Stored items -
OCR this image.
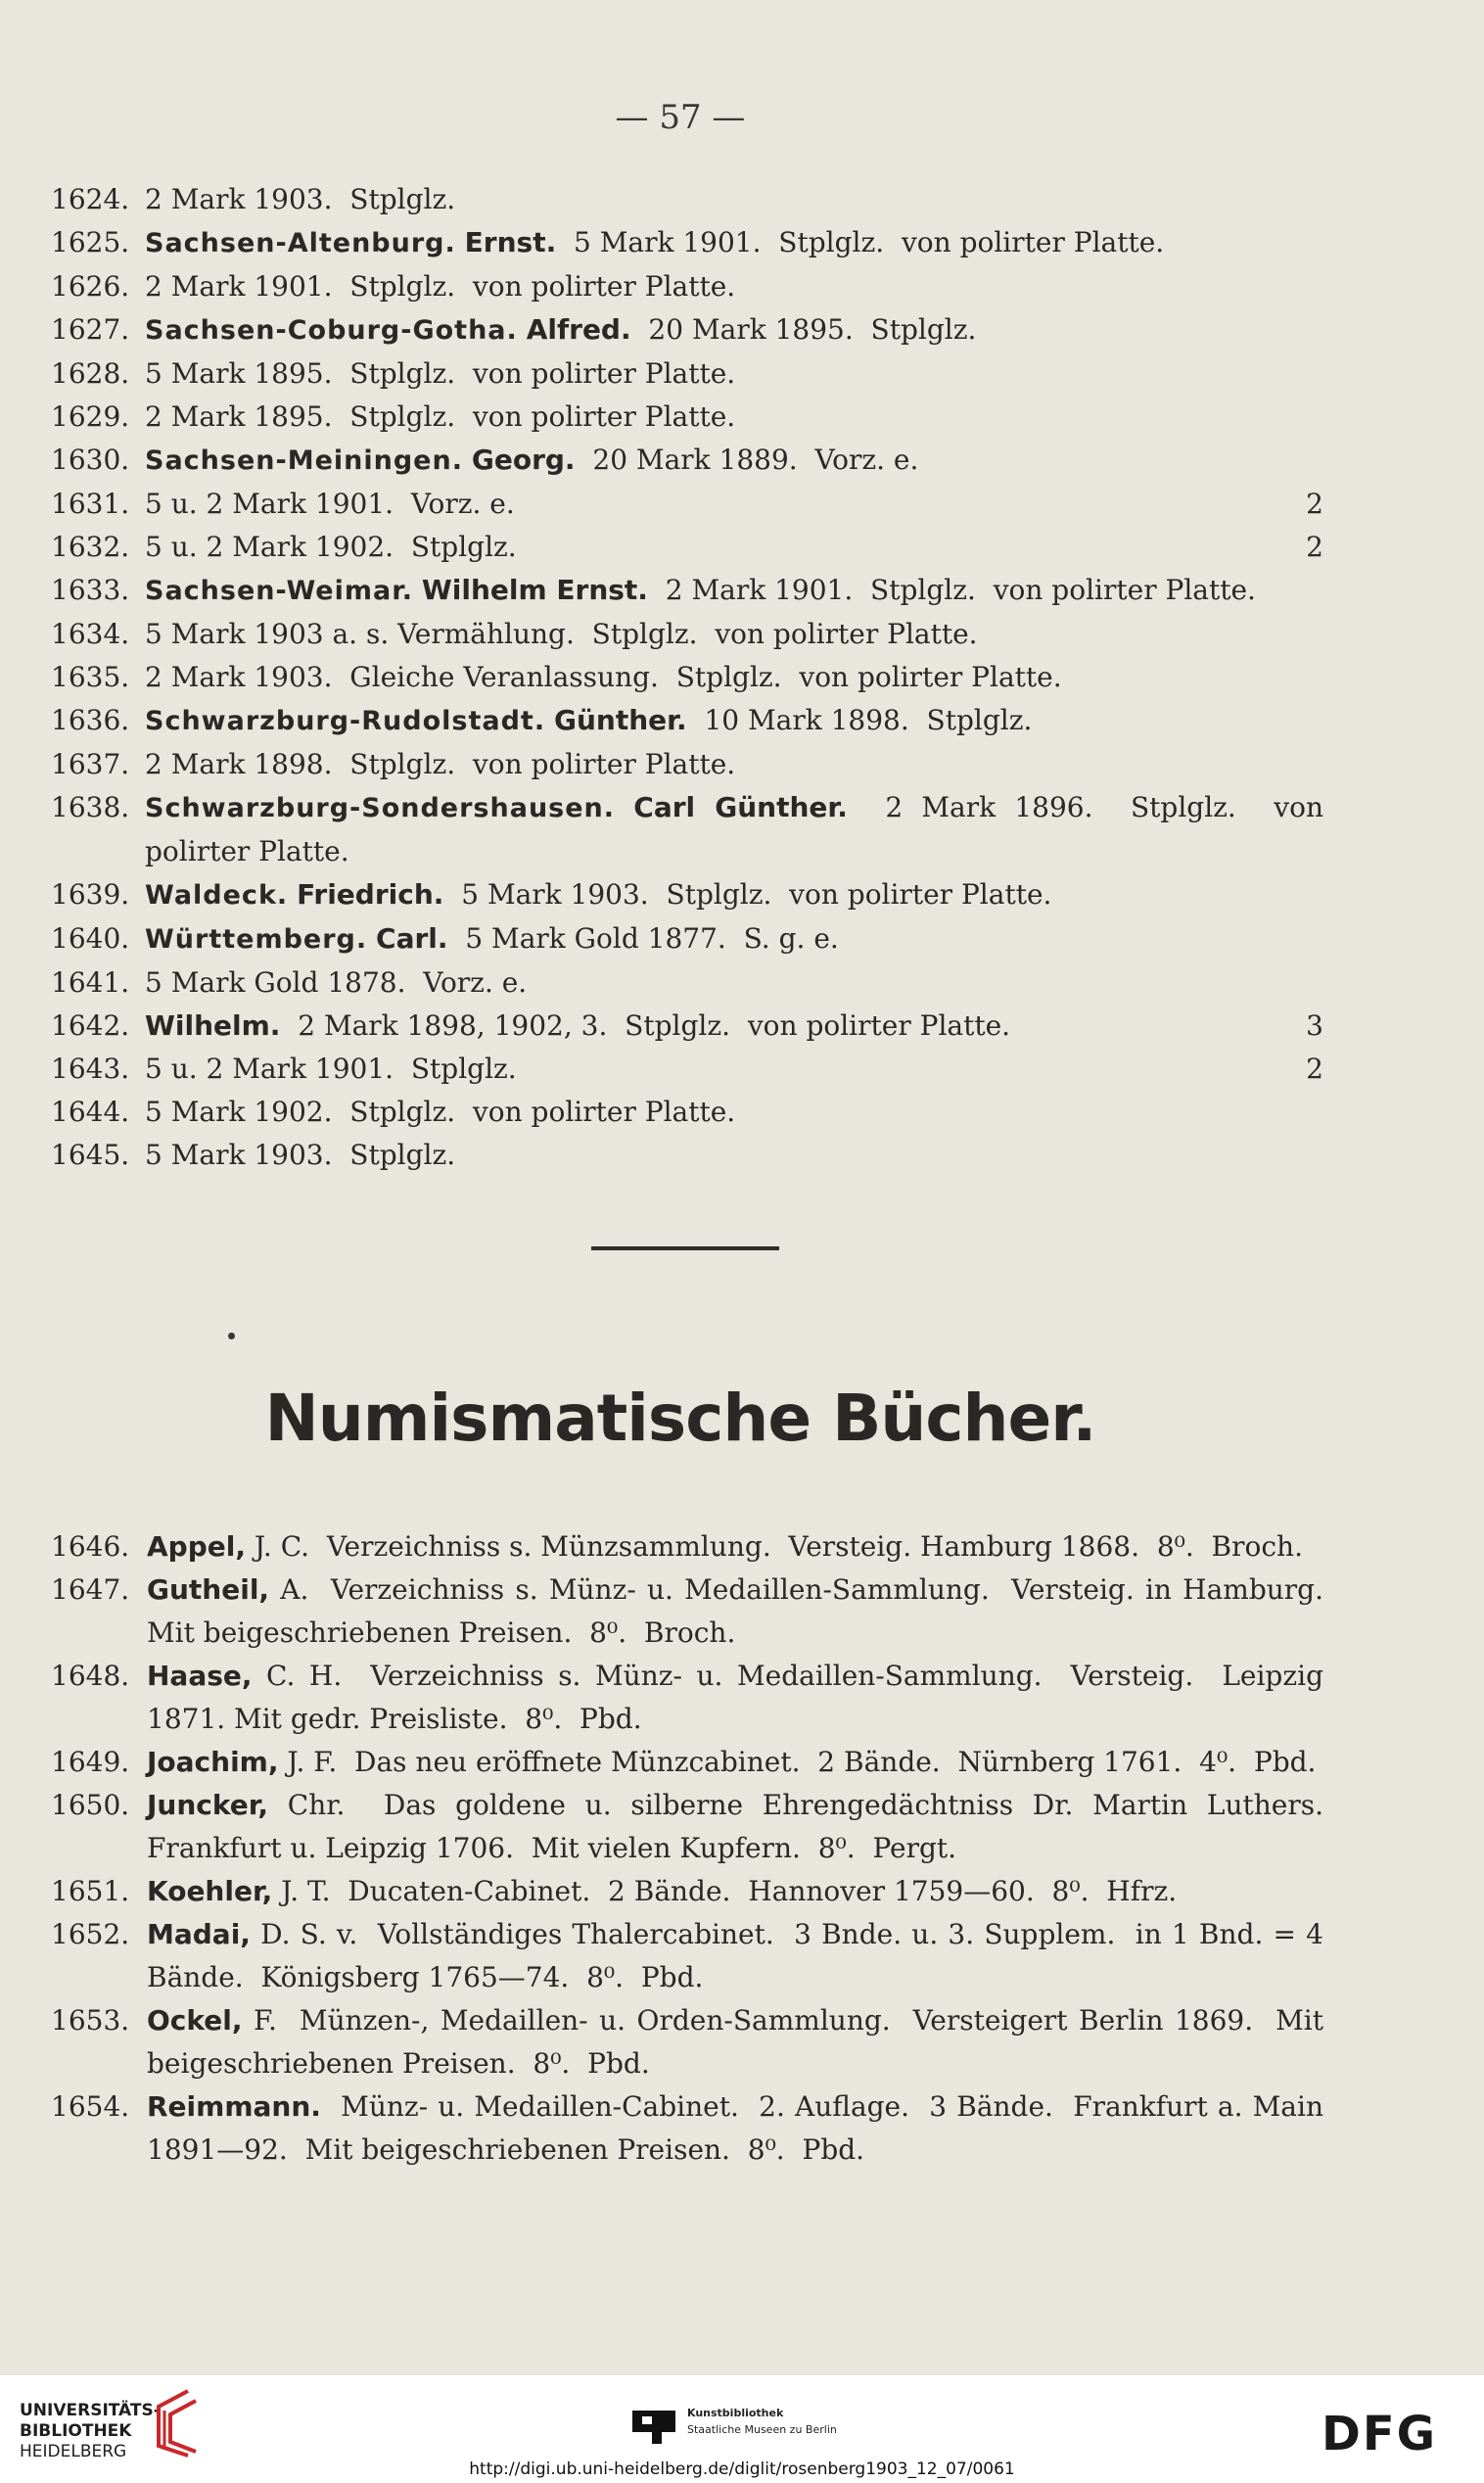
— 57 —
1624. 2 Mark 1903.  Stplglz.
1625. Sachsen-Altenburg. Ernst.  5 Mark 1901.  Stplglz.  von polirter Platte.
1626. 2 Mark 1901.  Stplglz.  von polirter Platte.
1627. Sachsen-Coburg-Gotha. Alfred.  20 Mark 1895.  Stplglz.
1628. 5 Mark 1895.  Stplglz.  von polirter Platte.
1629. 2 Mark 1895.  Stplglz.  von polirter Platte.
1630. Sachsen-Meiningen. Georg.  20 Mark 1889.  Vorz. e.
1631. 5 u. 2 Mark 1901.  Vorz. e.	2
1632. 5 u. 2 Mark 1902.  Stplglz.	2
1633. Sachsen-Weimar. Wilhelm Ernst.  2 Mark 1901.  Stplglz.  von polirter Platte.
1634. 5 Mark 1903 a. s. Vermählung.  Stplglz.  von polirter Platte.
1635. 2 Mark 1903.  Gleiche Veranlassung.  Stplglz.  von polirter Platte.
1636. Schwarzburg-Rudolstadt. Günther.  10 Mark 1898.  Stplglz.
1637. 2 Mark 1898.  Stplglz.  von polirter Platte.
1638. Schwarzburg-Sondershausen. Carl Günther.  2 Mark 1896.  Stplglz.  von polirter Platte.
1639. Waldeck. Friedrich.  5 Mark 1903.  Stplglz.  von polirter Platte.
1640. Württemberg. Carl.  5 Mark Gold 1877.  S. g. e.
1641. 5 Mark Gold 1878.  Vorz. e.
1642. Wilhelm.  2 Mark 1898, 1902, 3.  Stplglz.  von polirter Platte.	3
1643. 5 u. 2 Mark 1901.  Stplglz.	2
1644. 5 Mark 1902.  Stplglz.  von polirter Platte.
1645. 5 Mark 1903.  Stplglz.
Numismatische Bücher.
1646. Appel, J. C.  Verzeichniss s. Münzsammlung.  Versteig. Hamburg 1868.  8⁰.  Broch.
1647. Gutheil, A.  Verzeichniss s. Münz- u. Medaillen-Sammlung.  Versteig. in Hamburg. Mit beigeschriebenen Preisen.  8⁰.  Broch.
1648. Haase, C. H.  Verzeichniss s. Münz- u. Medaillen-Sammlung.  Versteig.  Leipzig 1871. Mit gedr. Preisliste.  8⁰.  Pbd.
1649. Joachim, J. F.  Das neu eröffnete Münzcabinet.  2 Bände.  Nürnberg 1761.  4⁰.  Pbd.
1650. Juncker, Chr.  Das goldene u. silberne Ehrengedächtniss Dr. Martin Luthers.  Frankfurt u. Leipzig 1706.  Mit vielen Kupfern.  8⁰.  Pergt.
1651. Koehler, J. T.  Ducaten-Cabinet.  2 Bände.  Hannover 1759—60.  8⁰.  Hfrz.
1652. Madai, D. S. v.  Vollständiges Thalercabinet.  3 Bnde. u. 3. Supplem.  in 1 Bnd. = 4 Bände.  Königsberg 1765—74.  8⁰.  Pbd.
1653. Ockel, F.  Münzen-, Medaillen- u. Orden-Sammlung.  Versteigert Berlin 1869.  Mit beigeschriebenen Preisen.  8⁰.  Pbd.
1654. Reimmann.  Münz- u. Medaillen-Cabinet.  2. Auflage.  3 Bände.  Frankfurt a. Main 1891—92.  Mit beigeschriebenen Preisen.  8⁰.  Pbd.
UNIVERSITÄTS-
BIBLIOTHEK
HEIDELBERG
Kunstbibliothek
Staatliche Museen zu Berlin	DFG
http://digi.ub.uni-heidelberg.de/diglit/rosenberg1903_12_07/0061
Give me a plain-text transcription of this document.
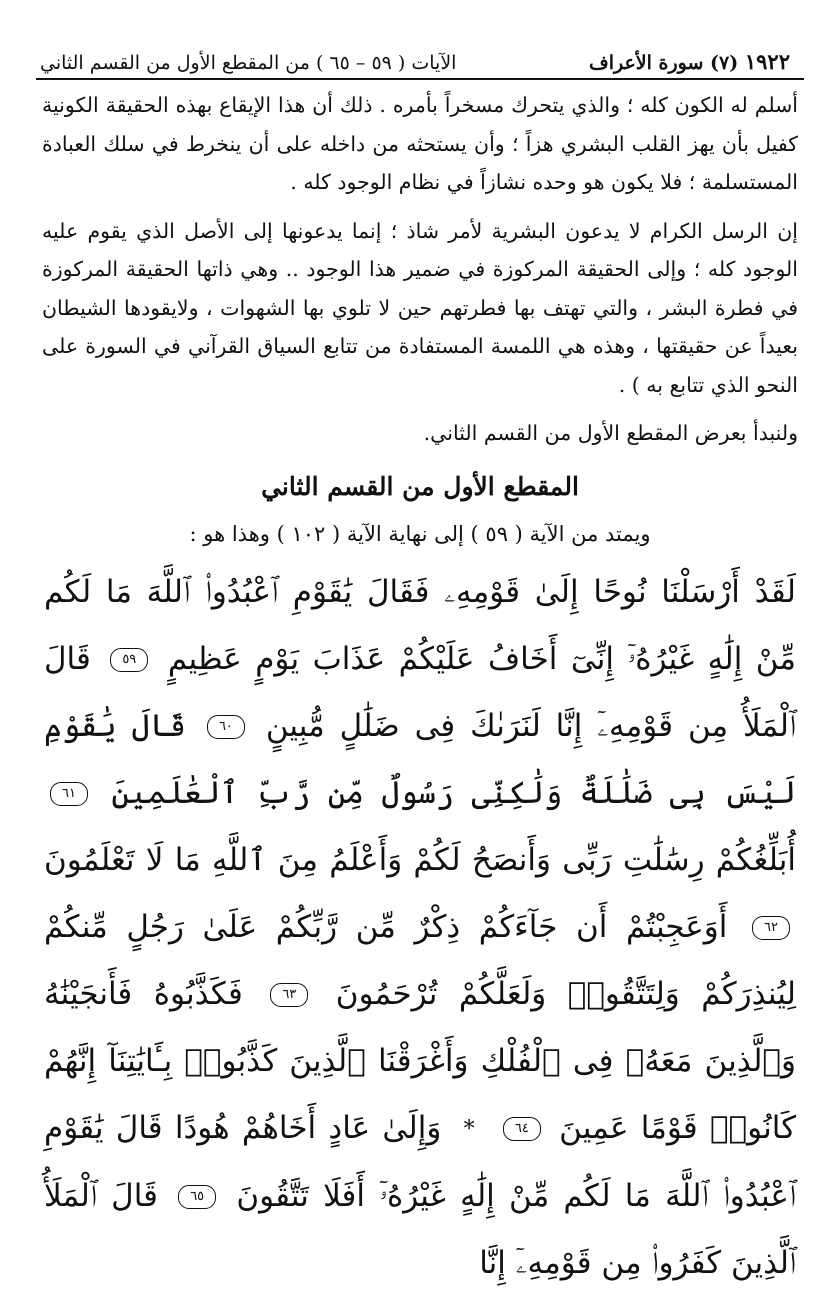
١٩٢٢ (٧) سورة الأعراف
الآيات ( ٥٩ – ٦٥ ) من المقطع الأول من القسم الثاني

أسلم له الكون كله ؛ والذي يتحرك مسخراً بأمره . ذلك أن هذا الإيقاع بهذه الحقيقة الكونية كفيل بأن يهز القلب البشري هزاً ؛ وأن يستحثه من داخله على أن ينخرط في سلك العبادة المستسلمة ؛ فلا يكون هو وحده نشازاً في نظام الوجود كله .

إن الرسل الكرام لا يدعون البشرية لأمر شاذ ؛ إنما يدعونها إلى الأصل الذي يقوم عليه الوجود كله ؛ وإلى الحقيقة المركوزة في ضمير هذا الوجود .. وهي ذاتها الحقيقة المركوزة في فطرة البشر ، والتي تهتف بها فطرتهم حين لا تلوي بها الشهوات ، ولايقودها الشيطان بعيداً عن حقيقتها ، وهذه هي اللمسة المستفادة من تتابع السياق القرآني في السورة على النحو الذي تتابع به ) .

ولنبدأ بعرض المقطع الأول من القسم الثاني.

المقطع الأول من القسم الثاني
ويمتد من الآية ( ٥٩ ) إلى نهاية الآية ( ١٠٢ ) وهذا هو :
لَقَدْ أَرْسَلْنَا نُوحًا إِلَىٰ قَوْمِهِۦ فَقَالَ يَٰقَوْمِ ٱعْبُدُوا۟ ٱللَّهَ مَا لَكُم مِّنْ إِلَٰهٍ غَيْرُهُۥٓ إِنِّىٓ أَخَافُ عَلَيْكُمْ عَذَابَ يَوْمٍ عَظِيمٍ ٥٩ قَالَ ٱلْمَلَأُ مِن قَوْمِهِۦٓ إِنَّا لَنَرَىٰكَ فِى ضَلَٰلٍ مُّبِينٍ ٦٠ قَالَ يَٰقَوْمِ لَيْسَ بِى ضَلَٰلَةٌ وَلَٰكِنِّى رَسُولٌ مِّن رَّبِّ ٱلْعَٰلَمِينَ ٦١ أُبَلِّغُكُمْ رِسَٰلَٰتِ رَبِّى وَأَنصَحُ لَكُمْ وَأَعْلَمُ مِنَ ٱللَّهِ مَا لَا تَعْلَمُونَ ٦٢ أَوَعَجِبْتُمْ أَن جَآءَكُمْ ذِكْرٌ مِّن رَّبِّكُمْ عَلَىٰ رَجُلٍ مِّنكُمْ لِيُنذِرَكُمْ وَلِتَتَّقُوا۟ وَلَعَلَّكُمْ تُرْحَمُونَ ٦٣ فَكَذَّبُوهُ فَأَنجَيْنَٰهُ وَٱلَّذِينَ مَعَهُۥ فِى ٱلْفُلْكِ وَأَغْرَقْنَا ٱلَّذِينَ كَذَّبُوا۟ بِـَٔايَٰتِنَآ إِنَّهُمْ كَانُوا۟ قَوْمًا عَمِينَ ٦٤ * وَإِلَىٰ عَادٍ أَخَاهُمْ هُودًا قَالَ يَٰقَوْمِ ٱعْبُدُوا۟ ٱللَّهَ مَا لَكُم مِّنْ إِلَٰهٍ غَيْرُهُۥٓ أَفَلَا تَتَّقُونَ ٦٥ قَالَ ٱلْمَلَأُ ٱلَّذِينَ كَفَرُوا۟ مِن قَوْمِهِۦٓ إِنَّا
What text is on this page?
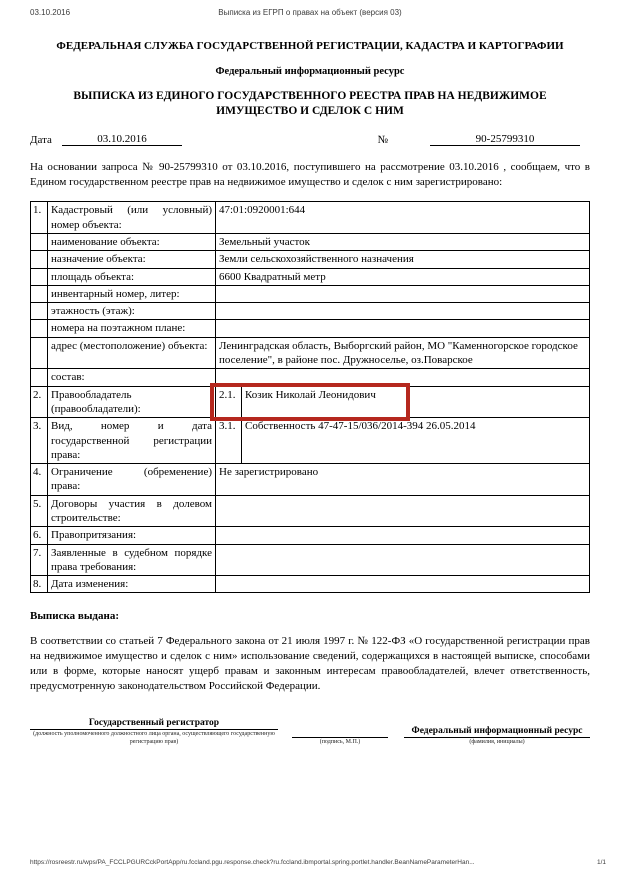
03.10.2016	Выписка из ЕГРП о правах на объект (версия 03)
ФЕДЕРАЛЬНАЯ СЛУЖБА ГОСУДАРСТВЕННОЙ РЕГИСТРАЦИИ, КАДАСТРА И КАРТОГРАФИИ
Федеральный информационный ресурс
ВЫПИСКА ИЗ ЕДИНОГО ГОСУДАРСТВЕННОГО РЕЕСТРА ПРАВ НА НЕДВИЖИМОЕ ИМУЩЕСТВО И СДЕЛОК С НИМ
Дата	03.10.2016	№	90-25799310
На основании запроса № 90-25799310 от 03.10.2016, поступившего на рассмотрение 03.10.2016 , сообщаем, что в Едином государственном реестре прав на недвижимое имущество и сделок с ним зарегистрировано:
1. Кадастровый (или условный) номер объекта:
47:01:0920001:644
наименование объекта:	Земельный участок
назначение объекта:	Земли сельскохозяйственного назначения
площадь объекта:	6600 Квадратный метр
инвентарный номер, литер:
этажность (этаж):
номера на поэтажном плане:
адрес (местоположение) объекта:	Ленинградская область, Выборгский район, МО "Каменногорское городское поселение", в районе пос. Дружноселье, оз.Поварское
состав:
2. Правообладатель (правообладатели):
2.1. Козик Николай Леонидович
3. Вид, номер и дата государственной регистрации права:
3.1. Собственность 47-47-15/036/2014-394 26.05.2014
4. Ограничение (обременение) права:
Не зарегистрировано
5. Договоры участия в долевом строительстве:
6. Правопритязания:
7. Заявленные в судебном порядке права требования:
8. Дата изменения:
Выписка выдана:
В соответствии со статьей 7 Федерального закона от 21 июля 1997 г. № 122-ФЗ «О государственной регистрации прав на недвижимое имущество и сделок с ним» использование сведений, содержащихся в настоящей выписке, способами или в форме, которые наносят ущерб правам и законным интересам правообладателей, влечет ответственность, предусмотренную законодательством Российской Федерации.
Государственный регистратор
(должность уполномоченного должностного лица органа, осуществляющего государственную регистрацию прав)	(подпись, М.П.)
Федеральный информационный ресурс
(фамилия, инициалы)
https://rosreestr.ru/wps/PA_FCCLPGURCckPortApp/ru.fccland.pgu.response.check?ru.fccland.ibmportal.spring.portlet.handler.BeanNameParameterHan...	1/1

BRIEF - Give back, word for word, every line from the one holding "What text is on this page?" through the last line of the listing. Pictures are excluded.

COMPLETE RESPONSE -
What text is on this page?
03.10.2016	Выписка из ЕГРП о правах на объект (версия 03)
ФЕДЕРАЛЬНАЯ СЛУЖБА ГОСУДАРСТВЕННОЙ РЕГИСТРАЦИИ, КАДАСТРА И КАРТОГРАФИИ
Федеральный информационный ресурс
ВЫПИСКА ИЗ ЕДИНОГО ГОСУДАРСТВЕННОГО РЕЕСТРА ПРАВ НА НЕДВИЖИМОЕ ИМУЩЕСТВО И СДЕЛОК С НИМ
Дата	03.10.2016	№	90-25799310
На основании запроса № 90-25799310 от 03.10.2016, поступившего на рассмотрение 03.10.2016 , сообщаем, что в Едином государственном реестре прав на недвижимое имущество и сделок с ним зарегистрировано:
1. Кадастровый (или условный) номер объекта:
47:01:0920001:644
наименование объекта:	Земельный участок
назначение объекта:	Земли сельскохозяйственного назначения
площадь объекта:	6600 Квадратный метр
инвентарный номер, литер:
этажность (этаж):
номера на поэтажном плане:
адрес (местоположение) объекта:	Ленинградская область, Выборгский район, МО "Каменногорское городское поселение", в районе пос. Дружноселье, оз.Поварское
состав:
2. Правообладатель (правообладатели):
2.1. Козик Николай Леонидович
3. Вид, номер и дата государственной регистрации права:
3.1. Собственность 47-47-15/036/2014-394 26.05.2014
4. Ограничение (обременение) права:
Не зарегистрировано
5. Договоры участия в долевом строительстве:
6. Правопритязания:
7. Заявленные в судебном порядке права требования:
8. Дата изменения:
Выписка выдана:
В соответствии со статьей 7 Федерального закона от 21 июля 1997 г. № 122-ФЗ «О государственной регистрации прав на недвижимое имущество и сделок с ним» использование сведений, содержащихся в настоящей выписке, способами или в форме, которые наносят ущерб правам и законным интересам правообладателей, влечет ответственность, предусмотренную законодательством Российской Федерации.
Государственный регистратор
(должность уполномоченного должностного лица органа, осуществляющего государственную регистрацию прав)	(подпись, М.П.)
Федеральный информационный ресурс
(фамилия, инициалы)
https://rosreestr.ru/wps/PA_FCCLPGURCckPortApp/ru.fccland.pgu.response.check?ru.fccland.ibmportal.spring.portlet.handler.BeanNameParameterHan...	1/1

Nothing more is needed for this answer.